*Short task*
Check each line of the listing, and copy it if it contains the word "表示游戏房间已经进入成功".
* begin Listed records *
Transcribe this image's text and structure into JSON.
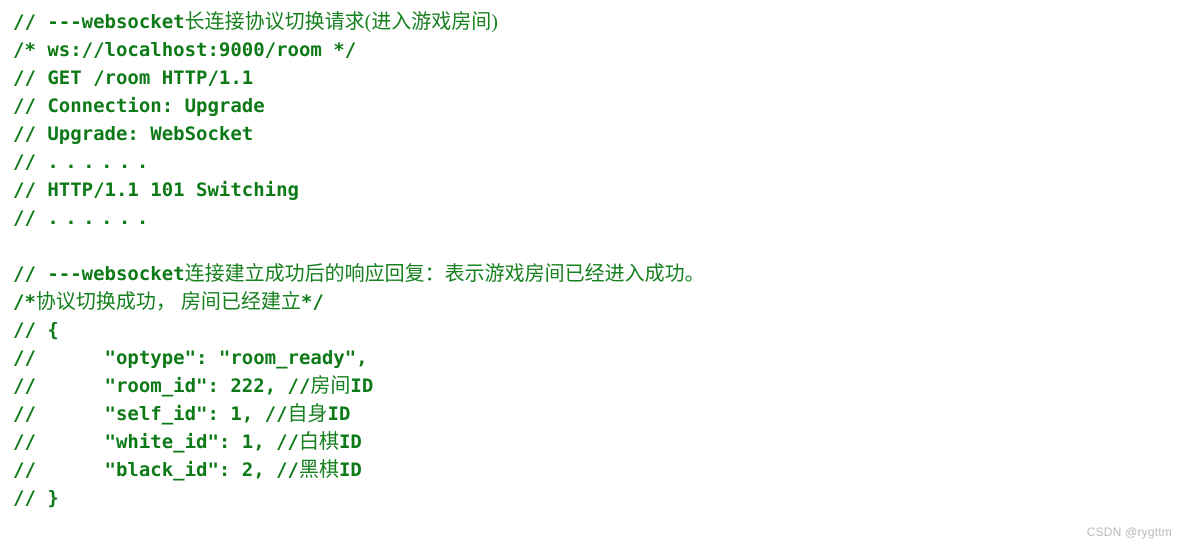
{
  "page": {
    "background_color": "#ffffff",
    "text_color_latin": "#0d7a17",
    "text_color_cjk": "#17801f",
    "watermark_color": "#b9b9b9"
  },
  "watermark": {
    "text": "CSDN @rygttm"
  },
  "code": {
    "language": "javascript-comment",
    "lines": [
      {
        "id": "line-1",
        "kind": "comment",
        "segments": [
          {
            "type": "latin",
            "text": "// ---websocket"
          },
          {
            "type": "cjk",
            "text": "长连接协议切换请求(进入游戏房间)"
          }
        ],
        "plain": "// ---websocket长连接协议切换请求(进入游戏房间)"
      },
      {
        "id": "line-2",
        "kind": "block-comment",
        "segments": [
          {
            "type": "latin",
            "text": "/* ws://localhost:9000/room */"
          }
        ],
        "plain": "/* ws://localhost:9000/room */"
      },
      {
        "id": "line-3",
        "kind": "comment",
        "segments": [
          {
            "type": "latin",
            "text": "// GET /room HTTP/1.1"
          }
        ],
        "plain": "// GET /room HTTP/1.1"
      },
      {
        "id": "line-4",
        "kind": "comment",
        "segments": [
          {
            "type": "latin",
            "text": "// Connection: Upgrade"
          }
        ],
        "plain": "// Connection: Upgrade"
      },
      {
        "id": "line-5",
        "kind": "comment",
        "segments": [
          {
            "type": "latin",
            "text": "// Upgrade: WebSocket"
          }
        ],
        "plain": "// Upgrade: WebSocket"
      },
      {
        "id": "line-6",
        "kind": "comment-ellipsis",
        "segments": [
          {
            "type": "latin",
            "text": "// "
          },
          {
            "type": "dots",
            "text": "......"
          }
        ],
        "plain": "// ......"
      },
      {
        "id": "line-7",
        "kind": "comment",
        "segments": [
          {
            "type": "latin",
            "text": "// HTTP/1.1 101 Switching"
          }
        ],
        "plain": "// HTTP/1.1 101 Switching"
      },
      {
        "id": "line-8",
        "kind": "comment-ellipsis",
        "segments": [
          {
            "type": "latin",
            "text": "// "
          },
          {
            "type": "dots",
            "text": "......"
          }
        ],
        "plain": "// ......"
      },
      {
        "id": "line-9",
        "kind": "blank",
        "segments": [],
        "plain": ""
      },
      {
        "id": "line-10",
        "kind": "comment",
        "segments": [
          {
            "type": "latin",
            "text": "// ---websocket"
          },
          {
            "type": "cjk",
            "text": "连接建立成功后的响应回复：表示游戏房间已经进入成功。"
          }
        ],
        "plain": "// ---websocket连接建立成功后的响应回复：表示游戏房间已经进入成功。"
      },
      {
        "id": "line-11",
        "kind": "block-comment",
        "segments": [
          {
            "type": "latin",
            "text": "/*"
          },
          {
            "type": "cjk",
            "text": "协议切换成功， 房间已经建立"
          },
          {
            "type": "latin",
            "text": "*/"
          }
        ],
        "plain": "/*协议切换成功， 房间已经建立*/"
      },
      {
        "id": "line-12",
        "kind": "comment",
        "segments": [
          {
            "type": "latin",
            "text": "// {"
          }
        ],
        "plain": "// {"
      },
      {
        "id": "line-13",
        "kind": "comment-json",
        "segments": [
          {
            "type": "latin",
            "text": "//      \"optype\": \"room_ready\","
          }
        ],
        "plain": "//      \"optype\": \"room_ready\","
      },
      {
        "id": "line-14",
        "kind": "comment-json",
        "segments": [
          {
            "type": "latin",
            "text": "//      \"room_id\": 222, //"
          },
          {
            "type": "cjk",
            "text": "房间"
          },
          {
            "type": "latin",
            "text": "ID"
          }
        ],
        "plain": "//      \"room_id\": 222, //房间ID"
      },
      {
        "id": "line-15",
        "kind": "comment-json",
        "segments": [
          {
            "type": "latin",
            "text": "//      \"self_id\": 1, //"
          },
          {
            "type": "cjk",
            "text": "自身"
          },
          {
            "type": "latin",
            "text": "ID"
          }
        ],
        "plain": "//      \"self_id\": 1, //自身ID"
      },
      {
        "id": "line-16",
        "kind": "comment-json",
        "segments": [
          {
            "type": "latin",
            "text": "//      \"white_id\": 1, //"
          },
          {
            "type": "cjk",
            "text": "白棋"
          },
          {
            "type": "latin",
            "text": "ID"
          }
        ],
        "plain": "//      \"white_id\": 1, //白棋ID"
      },
      {
        "id": "line-17",
        "kind": "comment-json",
        "segments": [
          {
            "type": "latin",
            "text": "//      \"black_id\": 2, //"
          },
          {
            "type": "cjk",
            "text": "黑棋"
          },
          {
            "type": "latin",
            "text": "ID"
          }
        ],
        "plain": "//      \"black_id\": 2, //黑棋ID"
      },
      {
        "id": "line-18",
        "kind": "comment",
        "segments": [
          {
            "type": "latin",
            "text": "// }"
          }
        ],
        "plain": "// }"
      }
    ]
  },
  "payload": {
    "optype": "room_ready",
    "room_id": 222,
    "self_id": 1,
    "white_id": 1,
    "black_id": 2
  },
  "handshake": {
    "url": "ws://localhost:9000/room",
    "request_line": "GET /room HTTP/1.1",
    "headers": [
      "Connection: Upgrade",
      "Upgrade: WebSocket"
    ],
    "response_line": "HTTP/1.1 101 Switching"
  }
}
* end Listed records *
*Complete answer*
            "text": "连接建立成功后的响应回复：表示游戏房间已经进入成功。"
        "plain": "// ---websocket连接建立成功后的响应回复：表示游戏房间已经进入成功。"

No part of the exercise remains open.